_PROBLEM TO WORK ON_. Work out the number of lines containing "Flujo". Give that number alone.

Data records
------------------------------------------------

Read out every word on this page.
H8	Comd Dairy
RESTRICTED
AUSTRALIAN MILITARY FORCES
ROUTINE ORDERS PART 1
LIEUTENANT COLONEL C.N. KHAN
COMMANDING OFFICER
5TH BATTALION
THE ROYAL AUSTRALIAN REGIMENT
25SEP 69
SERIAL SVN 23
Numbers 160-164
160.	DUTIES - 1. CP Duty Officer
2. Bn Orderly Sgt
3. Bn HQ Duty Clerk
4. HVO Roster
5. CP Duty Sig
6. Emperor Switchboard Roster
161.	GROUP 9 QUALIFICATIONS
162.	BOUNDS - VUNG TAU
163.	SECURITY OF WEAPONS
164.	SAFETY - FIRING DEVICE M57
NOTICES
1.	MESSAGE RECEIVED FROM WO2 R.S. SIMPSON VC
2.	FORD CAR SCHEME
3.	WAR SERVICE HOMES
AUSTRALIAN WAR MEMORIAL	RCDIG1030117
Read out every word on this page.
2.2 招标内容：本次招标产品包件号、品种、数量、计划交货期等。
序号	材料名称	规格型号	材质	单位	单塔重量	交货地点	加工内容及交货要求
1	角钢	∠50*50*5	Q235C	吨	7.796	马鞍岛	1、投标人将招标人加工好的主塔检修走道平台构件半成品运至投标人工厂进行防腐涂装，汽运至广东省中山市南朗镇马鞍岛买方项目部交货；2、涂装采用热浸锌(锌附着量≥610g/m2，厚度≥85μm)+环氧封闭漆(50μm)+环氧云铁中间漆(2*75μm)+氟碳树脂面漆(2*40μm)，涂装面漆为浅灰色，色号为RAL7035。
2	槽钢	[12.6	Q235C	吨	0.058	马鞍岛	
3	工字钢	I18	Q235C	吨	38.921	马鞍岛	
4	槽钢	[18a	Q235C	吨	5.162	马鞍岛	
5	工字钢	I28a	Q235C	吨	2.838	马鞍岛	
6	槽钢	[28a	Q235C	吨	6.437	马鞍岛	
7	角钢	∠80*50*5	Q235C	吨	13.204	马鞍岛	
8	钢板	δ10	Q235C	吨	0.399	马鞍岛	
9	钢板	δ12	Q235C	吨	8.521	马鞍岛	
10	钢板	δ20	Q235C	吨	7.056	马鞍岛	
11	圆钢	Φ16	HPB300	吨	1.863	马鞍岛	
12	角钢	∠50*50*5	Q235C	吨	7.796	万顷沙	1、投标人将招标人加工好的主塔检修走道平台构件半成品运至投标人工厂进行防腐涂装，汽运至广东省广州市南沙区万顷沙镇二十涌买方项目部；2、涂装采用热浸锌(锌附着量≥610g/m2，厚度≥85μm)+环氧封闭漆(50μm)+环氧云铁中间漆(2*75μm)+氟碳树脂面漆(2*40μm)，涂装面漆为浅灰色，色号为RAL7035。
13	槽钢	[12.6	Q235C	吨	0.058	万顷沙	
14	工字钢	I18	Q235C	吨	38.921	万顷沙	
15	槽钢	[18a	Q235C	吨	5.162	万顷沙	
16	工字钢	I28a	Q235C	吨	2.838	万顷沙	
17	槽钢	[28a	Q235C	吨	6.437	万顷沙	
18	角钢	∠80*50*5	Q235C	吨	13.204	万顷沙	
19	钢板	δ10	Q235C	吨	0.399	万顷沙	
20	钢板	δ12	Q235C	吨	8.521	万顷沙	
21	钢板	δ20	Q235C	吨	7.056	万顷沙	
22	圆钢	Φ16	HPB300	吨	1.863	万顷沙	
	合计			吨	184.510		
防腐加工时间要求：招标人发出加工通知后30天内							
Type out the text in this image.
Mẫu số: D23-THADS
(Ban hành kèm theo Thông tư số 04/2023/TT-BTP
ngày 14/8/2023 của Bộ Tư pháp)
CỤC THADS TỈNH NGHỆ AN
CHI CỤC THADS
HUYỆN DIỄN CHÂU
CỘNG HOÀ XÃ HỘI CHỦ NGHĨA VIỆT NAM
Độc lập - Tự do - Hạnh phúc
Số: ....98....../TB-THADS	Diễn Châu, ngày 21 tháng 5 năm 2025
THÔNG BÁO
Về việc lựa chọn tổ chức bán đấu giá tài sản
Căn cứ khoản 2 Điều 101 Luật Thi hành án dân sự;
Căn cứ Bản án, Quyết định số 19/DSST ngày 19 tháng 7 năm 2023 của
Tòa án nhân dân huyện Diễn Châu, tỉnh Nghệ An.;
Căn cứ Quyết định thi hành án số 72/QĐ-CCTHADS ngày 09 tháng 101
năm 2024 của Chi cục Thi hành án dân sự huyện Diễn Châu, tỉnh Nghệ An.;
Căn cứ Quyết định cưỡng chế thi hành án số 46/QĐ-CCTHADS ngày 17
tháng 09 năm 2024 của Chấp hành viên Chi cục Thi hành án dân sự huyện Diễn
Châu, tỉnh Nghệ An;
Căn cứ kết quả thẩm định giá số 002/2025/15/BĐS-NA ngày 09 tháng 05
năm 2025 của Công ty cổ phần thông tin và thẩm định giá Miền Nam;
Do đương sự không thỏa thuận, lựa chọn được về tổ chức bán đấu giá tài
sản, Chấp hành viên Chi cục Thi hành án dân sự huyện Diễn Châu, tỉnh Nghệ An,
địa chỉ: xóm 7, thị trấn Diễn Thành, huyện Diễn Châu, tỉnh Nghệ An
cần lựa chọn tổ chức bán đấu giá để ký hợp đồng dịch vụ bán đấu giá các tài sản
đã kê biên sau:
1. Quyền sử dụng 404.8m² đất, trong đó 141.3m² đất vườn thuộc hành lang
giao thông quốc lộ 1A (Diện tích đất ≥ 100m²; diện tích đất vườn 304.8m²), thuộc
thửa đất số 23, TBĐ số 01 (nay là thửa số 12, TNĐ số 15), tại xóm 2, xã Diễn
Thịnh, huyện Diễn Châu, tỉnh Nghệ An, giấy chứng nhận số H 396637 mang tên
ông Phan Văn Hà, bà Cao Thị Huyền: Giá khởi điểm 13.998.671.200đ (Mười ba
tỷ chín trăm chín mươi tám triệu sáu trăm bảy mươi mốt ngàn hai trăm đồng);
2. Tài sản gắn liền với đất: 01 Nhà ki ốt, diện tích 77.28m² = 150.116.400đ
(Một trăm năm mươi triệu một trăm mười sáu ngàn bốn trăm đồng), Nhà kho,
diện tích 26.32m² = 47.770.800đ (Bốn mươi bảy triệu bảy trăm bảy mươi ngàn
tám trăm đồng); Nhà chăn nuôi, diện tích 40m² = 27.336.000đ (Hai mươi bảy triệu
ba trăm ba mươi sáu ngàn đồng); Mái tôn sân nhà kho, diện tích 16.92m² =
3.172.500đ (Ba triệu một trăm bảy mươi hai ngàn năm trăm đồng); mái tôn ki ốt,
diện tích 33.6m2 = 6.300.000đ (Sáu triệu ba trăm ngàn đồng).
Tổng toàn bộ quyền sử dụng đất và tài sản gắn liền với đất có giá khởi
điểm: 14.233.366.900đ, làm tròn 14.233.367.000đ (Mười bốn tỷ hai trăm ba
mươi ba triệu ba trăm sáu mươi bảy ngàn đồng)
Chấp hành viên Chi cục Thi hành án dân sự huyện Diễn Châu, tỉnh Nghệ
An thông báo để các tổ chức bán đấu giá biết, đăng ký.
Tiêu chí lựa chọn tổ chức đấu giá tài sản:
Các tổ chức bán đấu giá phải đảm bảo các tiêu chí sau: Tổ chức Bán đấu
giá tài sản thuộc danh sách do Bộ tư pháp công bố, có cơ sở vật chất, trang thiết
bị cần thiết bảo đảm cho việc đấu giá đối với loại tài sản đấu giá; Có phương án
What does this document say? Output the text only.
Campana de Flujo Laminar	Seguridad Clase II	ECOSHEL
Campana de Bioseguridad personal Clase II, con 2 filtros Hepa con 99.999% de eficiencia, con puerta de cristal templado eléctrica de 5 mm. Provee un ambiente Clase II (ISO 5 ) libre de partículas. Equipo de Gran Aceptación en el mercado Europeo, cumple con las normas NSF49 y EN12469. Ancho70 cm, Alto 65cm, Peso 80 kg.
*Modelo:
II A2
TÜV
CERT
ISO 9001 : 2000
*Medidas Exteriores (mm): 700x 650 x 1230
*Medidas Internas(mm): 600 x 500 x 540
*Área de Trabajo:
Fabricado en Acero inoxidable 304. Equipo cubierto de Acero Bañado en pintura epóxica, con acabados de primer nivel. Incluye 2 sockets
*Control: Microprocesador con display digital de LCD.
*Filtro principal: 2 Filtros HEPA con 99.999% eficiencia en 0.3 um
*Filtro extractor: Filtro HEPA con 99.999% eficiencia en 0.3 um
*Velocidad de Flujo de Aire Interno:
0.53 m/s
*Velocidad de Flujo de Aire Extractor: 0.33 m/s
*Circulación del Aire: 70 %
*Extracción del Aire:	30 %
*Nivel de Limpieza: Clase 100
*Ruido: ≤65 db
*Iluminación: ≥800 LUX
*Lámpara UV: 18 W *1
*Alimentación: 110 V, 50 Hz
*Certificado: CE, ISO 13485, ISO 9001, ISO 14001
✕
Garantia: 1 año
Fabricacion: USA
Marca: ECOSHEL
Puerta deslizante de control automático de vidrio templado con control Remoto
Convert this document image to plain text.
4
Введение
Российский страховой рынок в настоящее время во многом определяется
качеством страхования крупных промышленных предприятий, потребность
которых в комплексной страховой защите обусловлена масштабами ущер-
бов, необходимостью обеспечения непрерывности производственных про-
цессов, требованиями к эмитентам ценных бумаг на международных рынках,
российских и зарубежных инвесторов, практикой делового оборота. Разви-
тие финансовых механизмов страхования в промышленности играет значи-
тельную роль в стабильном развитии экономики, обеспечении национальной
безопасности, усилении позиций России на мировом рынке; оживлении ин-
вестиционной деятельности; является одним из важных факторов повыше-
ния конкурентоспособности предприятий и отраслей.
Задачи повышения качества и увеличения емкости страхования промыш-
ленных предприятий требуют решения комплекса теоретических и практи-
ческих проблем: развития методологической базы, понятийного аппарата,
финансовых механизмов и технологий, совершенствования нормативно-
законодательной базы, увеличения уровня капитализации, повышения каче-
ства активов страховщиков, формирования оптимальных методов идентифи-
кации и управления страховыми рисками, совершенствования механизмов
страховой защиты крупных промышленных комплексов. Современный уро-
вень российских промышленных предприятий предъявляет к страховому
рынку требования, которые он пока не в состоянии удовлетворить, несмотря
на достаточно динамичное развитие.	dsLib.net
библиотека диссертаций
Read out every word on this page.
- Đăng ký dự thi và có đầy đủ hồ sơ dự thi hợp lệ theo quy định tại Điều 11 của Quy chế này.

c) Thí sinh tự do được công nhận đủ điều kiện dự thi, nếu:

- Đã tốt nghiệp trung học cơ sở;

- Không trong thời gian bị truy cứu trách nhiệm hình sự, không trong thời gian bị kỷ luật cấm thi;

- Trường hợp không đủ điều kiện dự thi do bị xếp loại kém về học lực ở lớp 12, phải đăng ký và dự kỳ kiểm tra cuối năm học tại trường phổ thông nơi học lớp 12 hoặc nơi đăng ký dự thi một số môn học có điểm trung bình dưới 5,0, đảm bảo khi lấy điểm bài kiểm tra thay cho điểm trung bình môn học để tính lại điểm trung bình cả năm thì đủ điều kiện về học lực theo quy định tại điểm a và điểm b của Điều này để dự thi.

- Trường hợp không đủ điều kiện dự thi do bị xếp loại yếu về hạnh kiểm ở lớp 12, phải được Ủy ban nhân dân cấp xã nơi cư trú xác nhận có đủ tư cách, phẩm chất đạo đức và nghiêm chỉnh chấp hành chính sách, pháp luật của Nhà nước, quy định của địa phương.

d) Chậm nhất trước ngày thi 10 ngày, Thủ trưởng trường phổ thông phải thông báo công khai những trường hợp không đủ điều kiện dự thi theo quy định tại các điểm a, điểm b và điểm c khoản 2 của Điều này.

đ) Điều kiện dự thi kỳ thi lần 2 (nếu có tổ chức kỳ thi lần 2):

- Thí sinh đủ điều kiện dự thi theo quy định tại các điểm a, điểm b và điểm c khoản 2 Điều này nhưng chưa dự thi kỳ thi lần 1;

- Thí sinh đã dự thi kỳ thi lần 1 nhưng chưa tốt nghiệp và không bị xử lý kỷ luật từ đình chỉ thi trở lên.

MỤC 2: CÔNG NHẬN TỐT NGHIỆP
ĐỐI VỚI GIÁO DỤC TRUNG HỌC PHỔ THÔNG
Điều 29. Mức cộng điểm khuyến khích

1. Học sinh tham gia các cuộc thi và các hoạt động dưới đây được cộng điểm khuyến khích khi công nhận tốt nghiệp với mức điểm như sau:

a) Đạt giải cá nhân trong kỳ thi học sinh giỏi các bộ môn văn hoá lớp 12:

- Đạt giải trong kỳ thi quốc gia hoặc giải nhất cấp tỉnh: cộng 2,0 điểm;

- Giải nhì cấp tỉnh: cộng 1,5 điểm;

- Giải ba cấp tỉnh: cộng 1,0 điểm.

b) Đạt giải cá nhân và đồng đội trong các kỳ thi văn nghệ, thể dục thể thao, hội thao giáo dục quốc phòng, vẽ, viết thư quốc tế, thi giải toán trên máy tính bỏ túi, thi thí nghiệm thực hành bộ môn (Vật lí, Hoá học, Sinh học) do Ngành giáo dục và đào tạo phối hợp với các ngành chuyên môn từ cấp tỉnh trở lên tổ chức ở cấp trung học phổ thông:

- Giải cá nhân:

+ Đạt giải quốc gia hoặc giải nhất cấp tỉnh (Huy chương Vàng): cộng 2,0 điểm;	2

------------------------------------------------

_OUTPUT_. 3